>>>>
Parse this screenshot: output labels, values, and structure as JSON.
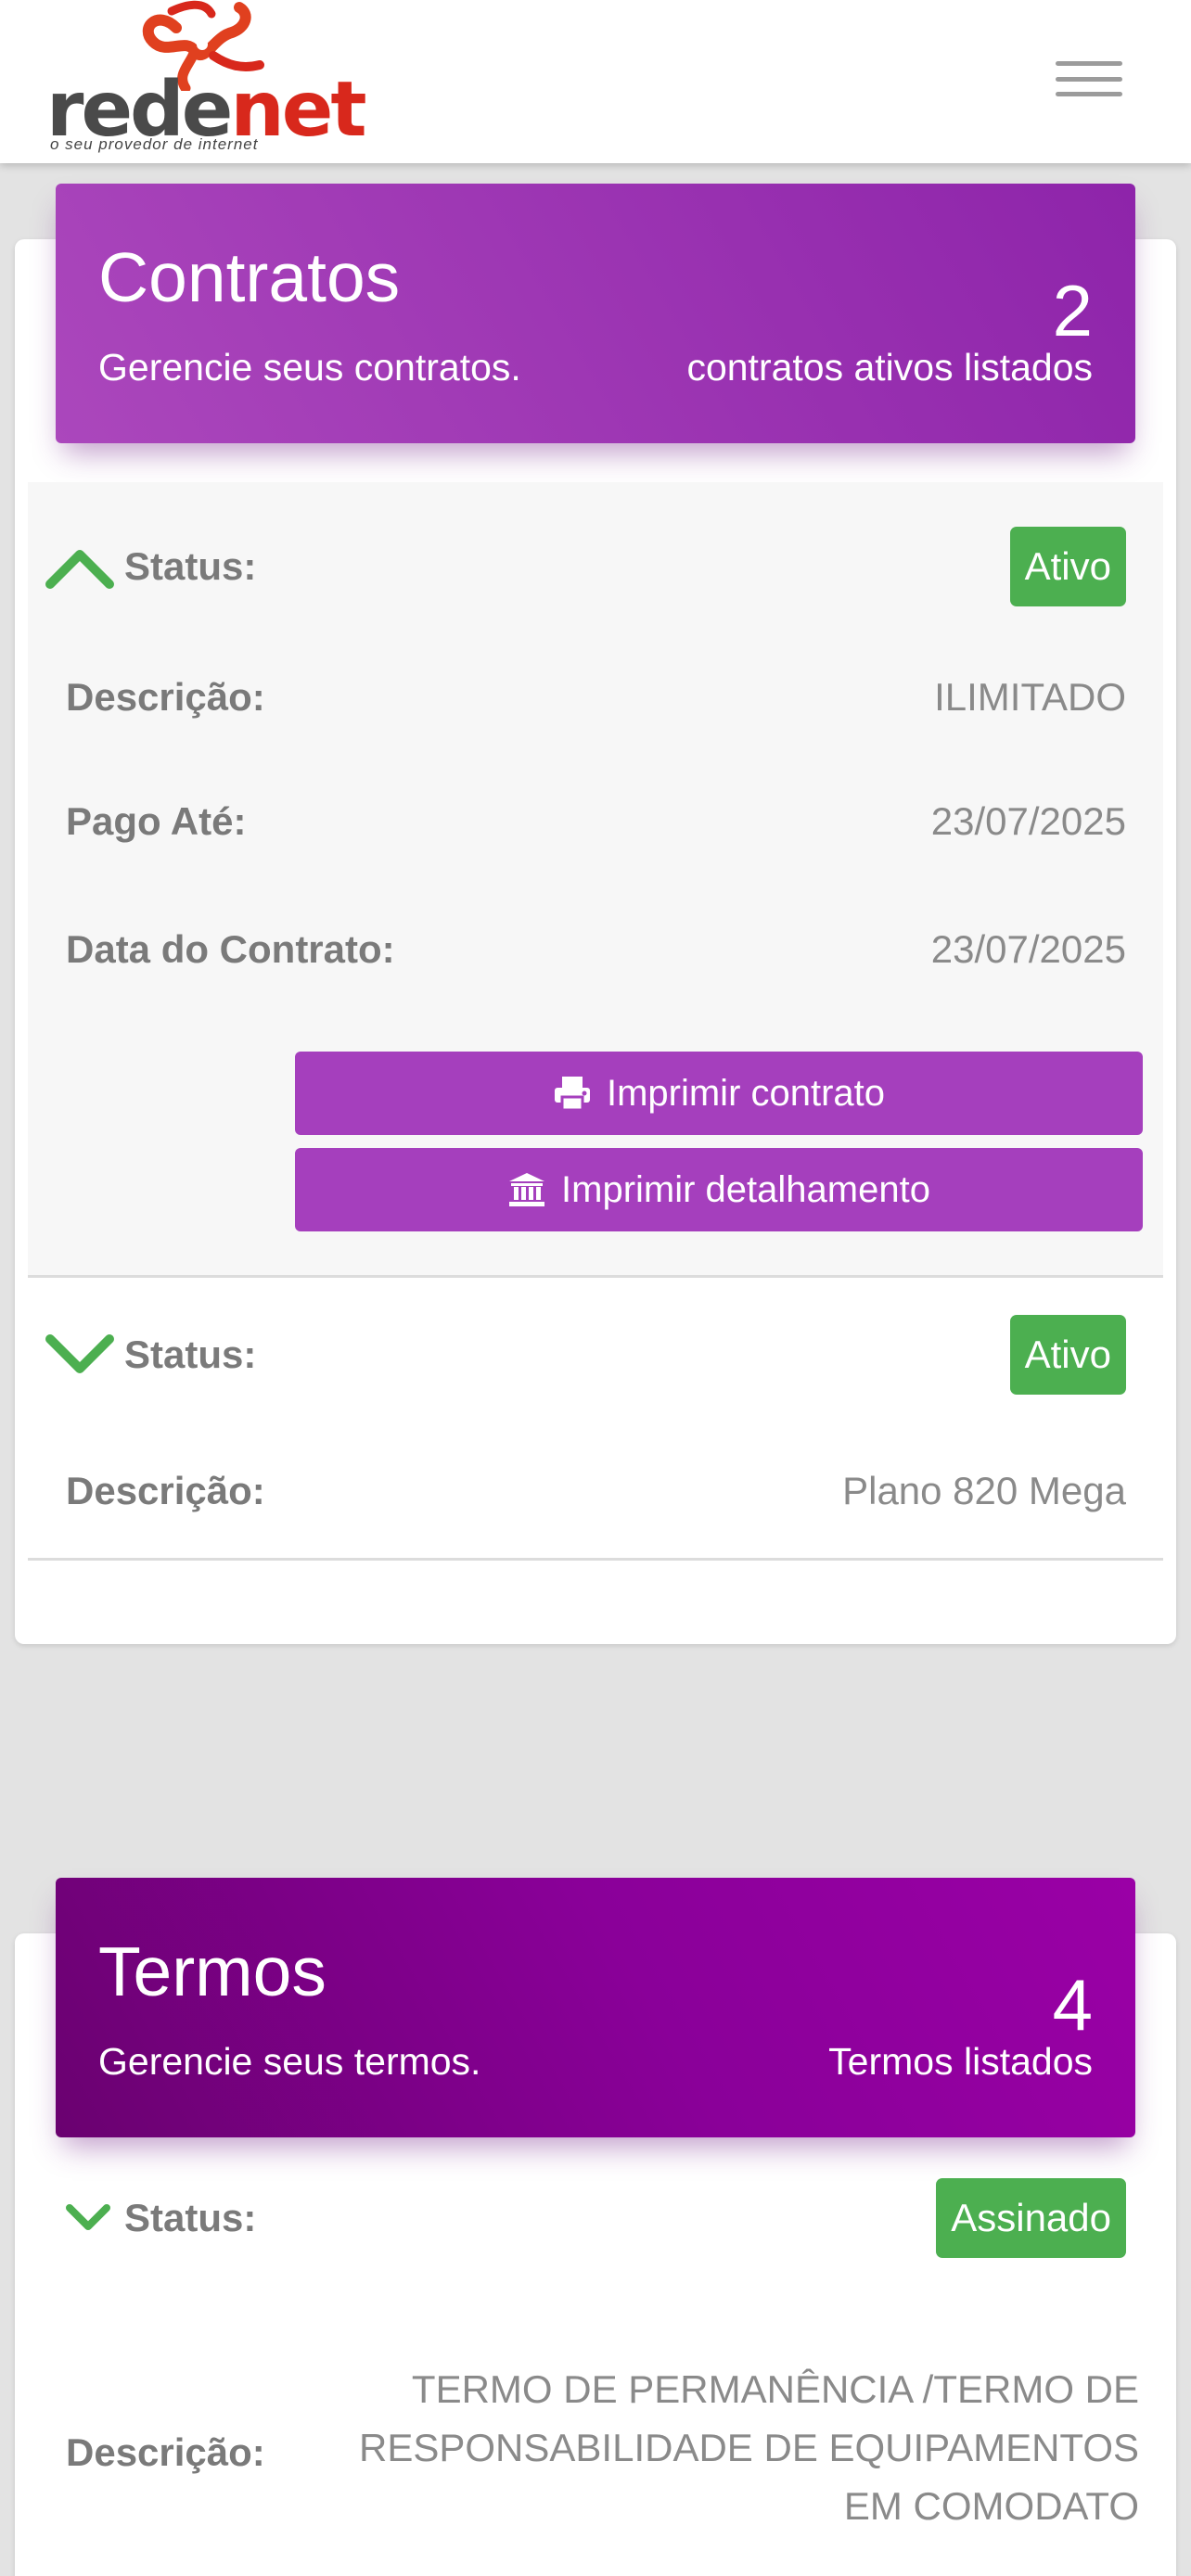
{
  "app": {
    "logo": {
      "word_part1": "rede",
      "word_part2": "net",
      "tagline": "o seu provedor de internet"
    },
    "menu_icon": "hamburger-menu-icon"
  },
  "colors": {
    "contratos_header": "#9c3bb8",
    "termos_header": "#7d0085",
    "active_badge": "#4caf50",
    "button": "#a53fbd",
    "chevron": "#4caf50"
  },
  "contratos": {
    "title": "Contratos",
    "subtitle": "Gerencie seus contratos.",
    "count": "2",
    "count_label": "contratos ativos listados",
    "items": [
      {
        "expanded": true,
        "status_label": "Status:",
        "status": "Ativo",
        "fields": [
          {
            "label": "Descrição:",
            "value": "ILIMITADO"
          },
          {
            "label": "Pago Até:",
            "value": "23/07/2025"
          },
          {
            "label": "Data do Contrato:",
            "value": "23/07/2025"
          }
        ],
        "buttons": [
          {
            "label": "Imprimir contrato",
            "icon": "printer-icon"
          },
          {
            "label": "Imprimir detalhamento",
            "icon": "bank-icon"
          }
        ]
      },
      {
        "expanded": false,
        "status_label": "Status:",
        "status": "Ativo",
        "fields": [
          {
            "label": "Descrição:",
            "value": "Plano 820 Mega"
          }
        ]
      }
    ]
  },
  "termos": {
    "title": "Termos",
    "subtitle": "Gerencie seus termos.",
    "count": "4",
    "count_label": "Termos listados",
    "items": [
      {
        "status_label": "Status:",
        "status": "Assinado",
        "description_label": "Descrição:",
        "description": "TERMO DE PERMANÊNCIA /TERMO DE RESPONSABILIDADE DE EQUIPAMENTOS EM COMODATO"
      }
    ]
  }
}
<<<<
• _Written exercise_
All of the entries above should be copied exactly, except for the pictures.

• _Answer to this problem_
Parse this screenshot: output labels, values, and structure as JSON.
{
  "app": {
    "logo": {
      "word_part1": "rede",
      "word_part2": "net",
      "tagline": "o seu provedor de internet"
    },
    "menu_icon": "hamburger-menu-icon"
  },
  "colors": {
    "contratos_header": "#9c3bb8",
    "termos_header": "#7d0085",
    "active_badge": "#4caf50",
    "button": "#a53fbd",
    "chevron": "#4caf50"
  },
  "contratos": {
    "title": "Contratos",
    "subtitle": "Gerencie seus contratos.",
    "count": "2",
    "count_label": "contratos ativos listados",
    "items": [
      {
        "expanded": true,
        "status_label": "Status:",
        "status": "Ativo",
        "fields": [
          {
            "label": "Descrição:",
            "value": "ILIMITADO"
          },
          {
            "label": "Pago Até:",
            "value": "23/07/2025"
          },
          {
            "label": "Data do Contrato:",
            "value": "23/07/2025"
          }
        ],
        "buttons": [
          {
            "label": "Imprimir contrato",
            "icon": "printer-icon"
          },
          {
            "label": "Imprimir detalhamento",
            "icon": "bank-icon"
          }
        ]
      },
      {
        "expanded": false,
        "status_label": "Status:",
        "status": "Ativo",
        "fields": [
          {
            "label": "Descrição:",
            "value": "Plano 820 Mega"
          }
        ]
      }
    ]
  },
  "termos": {
    "title": "Termos",
    "subtitle": "Gerencie seus termos.",
    "count": "4",
    "count_label": "Termos listados",
    "items": [
      {
        "status_label": "Status:",
        "status": "Assinado",
        "description_label": "Descrição:",
        "description": "TERMO DE PERMANÊNCIA /TERMO DE RESPONSABILIDADE DE EQUIPAMENTOS EM COMODATO"
      }
    ]
  }
}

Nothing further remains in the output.